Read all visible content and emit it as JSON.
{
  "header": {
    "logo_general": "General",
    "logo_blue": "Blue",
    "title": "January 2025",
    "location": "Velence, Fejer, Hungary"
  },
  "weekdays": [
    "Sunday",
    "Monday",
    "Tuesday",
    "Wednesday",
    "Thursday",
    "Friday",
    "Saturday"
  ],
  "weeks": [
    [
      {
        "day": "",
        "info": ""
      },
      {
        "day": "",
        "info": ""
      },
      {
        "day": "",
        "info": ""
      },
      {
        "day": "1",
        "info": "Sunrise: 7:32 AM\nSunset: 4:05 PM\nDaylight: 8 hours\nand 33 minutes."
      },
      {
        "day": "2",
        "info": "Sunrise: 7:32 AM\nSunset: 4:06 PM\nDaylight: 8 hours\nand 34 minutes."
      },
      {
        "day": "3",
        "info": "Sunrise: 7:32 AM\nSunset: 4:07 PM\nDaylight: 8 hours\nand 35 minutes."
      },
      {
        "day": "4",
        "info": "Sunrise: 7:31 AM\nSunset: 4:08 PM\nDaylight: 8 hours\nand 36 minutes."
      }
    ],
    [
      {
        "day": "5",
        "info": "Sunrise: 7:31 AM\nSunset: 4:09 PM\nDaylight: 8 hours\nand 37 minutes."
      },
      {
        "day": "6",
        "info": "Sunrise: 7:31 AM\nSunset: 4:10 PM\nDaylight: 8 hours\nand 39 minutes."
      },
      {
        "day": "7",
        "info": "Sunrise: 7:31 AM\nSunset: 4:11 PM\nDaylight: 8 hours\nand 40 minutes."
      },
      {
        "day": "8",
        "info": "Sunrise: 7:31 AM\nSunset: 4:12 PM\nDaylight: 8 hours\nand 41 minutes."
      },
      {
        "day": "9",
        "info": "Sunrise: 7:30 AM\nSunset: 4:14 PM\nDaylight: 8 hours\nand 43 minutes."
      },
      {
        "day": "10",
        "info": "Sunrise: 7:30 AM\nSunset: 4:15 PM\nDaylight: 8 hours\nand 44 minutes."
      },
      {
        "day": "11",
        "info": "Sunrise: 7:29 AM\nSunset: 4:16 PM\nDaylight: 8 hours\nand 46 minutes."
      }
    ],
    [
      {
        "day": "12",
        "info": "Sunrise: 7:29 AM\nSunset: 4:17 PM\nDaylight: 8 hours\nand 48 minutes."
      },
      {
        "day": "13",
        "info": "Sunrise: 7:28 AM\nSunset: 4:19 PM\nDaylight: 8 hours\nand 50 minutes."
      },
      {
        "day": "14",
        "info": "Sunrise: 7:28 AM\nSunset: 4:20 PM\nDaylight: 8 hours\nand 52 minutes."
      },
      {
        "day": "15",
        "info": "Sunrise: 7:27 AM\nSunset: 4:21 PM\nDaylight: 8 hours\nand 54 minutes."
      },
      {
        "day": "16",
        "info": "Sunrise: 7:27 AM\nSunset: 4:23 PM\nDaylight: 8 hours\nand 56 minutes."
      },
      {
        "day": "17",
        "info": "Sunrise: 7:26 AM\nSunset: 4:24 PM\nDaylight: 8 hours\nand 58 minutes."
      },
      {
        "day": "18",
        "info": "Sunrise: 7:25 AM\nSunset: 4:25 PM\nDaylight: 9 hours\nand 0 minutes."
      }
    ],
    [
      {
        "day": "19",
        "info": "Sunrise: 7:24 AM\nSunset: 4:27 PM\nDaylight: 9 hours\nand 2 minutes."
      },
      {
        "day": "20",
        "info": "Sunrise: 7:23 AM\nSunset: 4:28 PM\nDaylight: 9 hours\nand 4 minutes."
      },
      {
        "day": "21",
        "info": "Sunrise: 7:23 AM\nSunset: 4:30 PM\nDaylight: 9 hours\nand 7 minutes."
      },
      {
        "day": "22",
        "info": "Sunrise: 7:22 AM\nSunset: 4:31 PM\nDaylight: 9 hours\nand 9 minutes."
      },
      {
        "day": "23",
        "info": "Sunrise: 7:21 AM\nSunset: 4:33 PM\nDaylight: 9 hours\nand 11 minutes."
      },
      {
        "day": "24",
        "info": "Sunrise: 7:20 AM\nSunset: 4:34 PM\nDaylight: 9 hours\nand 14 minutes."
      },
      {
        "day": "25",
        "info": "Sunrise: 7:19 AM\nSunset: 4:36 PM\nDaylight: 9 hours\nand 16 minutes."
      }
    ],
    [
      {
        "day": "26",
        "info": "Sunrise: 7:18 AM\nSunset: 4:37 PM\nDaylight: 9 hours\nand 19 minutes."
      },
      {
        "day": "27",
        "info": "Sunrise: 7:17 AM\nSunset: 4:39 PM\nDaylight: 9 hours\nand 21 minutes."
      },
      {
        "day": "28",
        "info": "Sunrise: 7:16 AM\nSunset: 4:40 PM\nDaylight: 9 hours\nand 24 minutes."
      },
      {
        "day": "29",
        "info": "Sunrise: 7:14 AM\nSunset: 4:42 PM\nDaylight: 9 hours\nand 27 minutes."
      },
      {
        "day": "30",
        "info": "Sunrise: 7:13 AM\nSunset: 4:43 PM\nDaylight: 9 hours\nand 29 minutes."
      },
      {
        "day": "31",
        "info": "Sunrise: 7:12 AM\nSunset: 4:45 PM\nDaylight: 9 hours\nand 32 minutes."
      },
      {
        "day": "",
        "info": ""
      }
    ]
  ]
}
****
Aim of the task ::
Restate every record exactly, leaving nothing out.

Result of this task ::
Read all visible content and emit it as JSON.
{
  "header": {
    "logo_general": "General",
    "logo_blue": "Blue",
    "title": "January 2025",
    "location": "Velence, Fejer, Hungary"
  },
  "weekdays": [
    "Sunday",
    "Monday",
    "Tuesday",
    "Wednesday",
    "Thursday",
    "Friday",
    "Saturday"
  ],
  "weeks": [
    [
      {
        "day": "",
        "info": ""
      },
      {
        "day": "",
        "info": ""
      },
      {
        "day": "",
        "info": ""
      },
      {
        "day": "1",
        "info": "Sunrise: 7:32 AM\nSunset: 4:05 PM\nDaylight: 8 hours\nand 33 minutes."
      },
      {
        "day": "2",
        "info": "Sunrise: 7:32 AM\nSunset: 4:06 PM\nDaylight: 8 hours\nand 34 minutes."
      },
      {
        "day": "3",
        "info": "Sunrise: 7:32 AM\nSunset: 4:07 PM\nDaylight: 8 hours\nand 35 minutes."
      },
      {
        "day": "4",
        "info": "Sunrise: 7:31 AM\nSunset: 4:08 PM\nDaylight: 8 hours\nand 36 minutes."
      }
    ],
    [
      {
        "day": "5",
        "info": "Sunrise: 7:31 AM\nSunset: 4:09 PM\nDaylight: 8 hours\nand 37 minutes."
      },
      {
        "day": "6",
        "info": "Sunrise: 7:31 AM\nSunset: 4:10 PM\nDaylight: 8 hours\nand 39 minutes."
      },
      {
        "day": "7",
        "info": "Sunrise: 7:31 AM\nSunset: 4:11 PM\nDaylight: 8 hours\nand 40 minutes."
      },
      {
        "day": "8",
        "info": "Sunrise: 7:31 AM\nSunset: 4:12 PM\nDaylight: 8 hours\nand 41 minutes."
      },
      {
        "day": "9",
        "info": "Sunrise: 7:30 AM\nSunset: 4:14 PM\nDaylight: 8 hours\nand 43 minutes."
      },
      {
        "day": "10",
        "info": "Sunrise: 7:30 AM\nSunset: 4:15 PM\nDaylight: 8 hours\nand 44 minutes."
      },
      {
        "day": "11",
        "info": "Sunrise: 7:29 AM\nSunset: 4:16 PM\nDaylight: 8 hours\nand 46 minutes."
      }
    ],
    [
      {
        "day": "12",
        "info": "Sunrise: 7:29 AM\nSunset: 4:17 PM\nDaylight: 8 hours\nand 48 minutes."
      },
      {
        "day": "13",
        "info": "Sunrise: 7:28 AM\nSunset: 4:19 PM\nDaylight: 8 hours\nand 50 minutes."
      },
      {
        "day": "14",
        "info": "Sunrise: 7:28 AM\nSunset: 4:20 PM\nDaylight: 8 hours\nand 52 minutes."
      },
      {
        "day": "15",
        "info": "Sunrise: 7:27 AM\nSunset: 4:21 PM\nDaylight: 8 hours\nand 54 minutes."
      },
      {
        "day": "16",
        "info": "Sunrise: 7:27 AM\nSunset: 4:23 PM\nDaylight: 8 hours\nand 56 minutes."
      },
      {
        "day": "17",
        "info": "Sunrise: 7:26 AM\nSunset: 4:24 PM\nDaylight: 8 hours\nand 58 minutes."
      },
      {
        "day": "18",
        "info": "Sunrise: 7:25 AM\nSunset: 4:25 PM\nDaylight: 9 hours\nand 0 minutes."
      }
    ],
    [
      {
        "day": "19",
        "info": "Sunrise: 7:24 AM\nSunset: 4:27 PM\nDaylight: 9 hours\nand 2 minutes."
      },
      {
        "day": "20",
        "info": "Sunrise: 7:23 AM\nSunset: 4:28 PM\nDaylight: 9 hours\nand 4 minutes."
      },
      {
        "day": "21",
        "info": "Sunrise: 7:23 AM\nSunset: 4:30 PM\nDaylight: 9 hours\nand 7 minutes."
      },
      {
        "day": "22",
        "info": "Sunrise: 7:22 AM\nSunset: 4:31 PM\nDaylight: 9 hours\nand 9 minutes."
      },
      {
        "day": "23",
        "info": "Sunrise: 7:21 AM\nSunset: 4:33 PM\nDaylight: 9 hours\nand 11 minutes."
      },
      {
        "day": "24",
        "info": "Sunrise: 7:20 AM\nSunset: 4:34 PM\nDaylight: 9 hours\nand 14 minutes."
      },
      {
        "day": "25",
        "info": "Sunrise: 7:19 AM\nSunset: 4:36 PM\nDaylight: 9 hours\nand 16 minutes."
      }
    ],
    [
      {
        "day": "26",
        "info": "Sunrise: 7:18 AM\nSunset: 4:37 PM\nDaylight: 9 hours\nand 19 minutes."
      },
      {
        "day": "27",
        "info": "Sunrise: 7:17 AM\nSunset: 4:39 PM\nDaylight: 9 hours\nand 21 minutes."
      },
      {
        "day": "28",
        "info": "Sunrise: 7:16 AM\nSunset: 4:40 PM\nDaylight: 9 hours\nand 24 minutes."
      },
      {
        "day": "29",
        "info": "Sunrise: 7:14 AM\nSunset: 4:42 PM\nDaylight: 9 hours\nand 27 minutes."
      },
      {
        "day": "30",
        "info": "Sunrise: 7:13 AM\nSunset: 4:43 PM\nDaylight: 9 hours\nand 29 minutes."
      },
      {
        "day": "31",
        "info": "Sunrise: 7:12 AM\nSunset: 4:45 PM\nDaylight: 9 hours\nand 32 minutes."
      },
      {
        "day": "",
        "info": ""
      }
    ]
  ]
}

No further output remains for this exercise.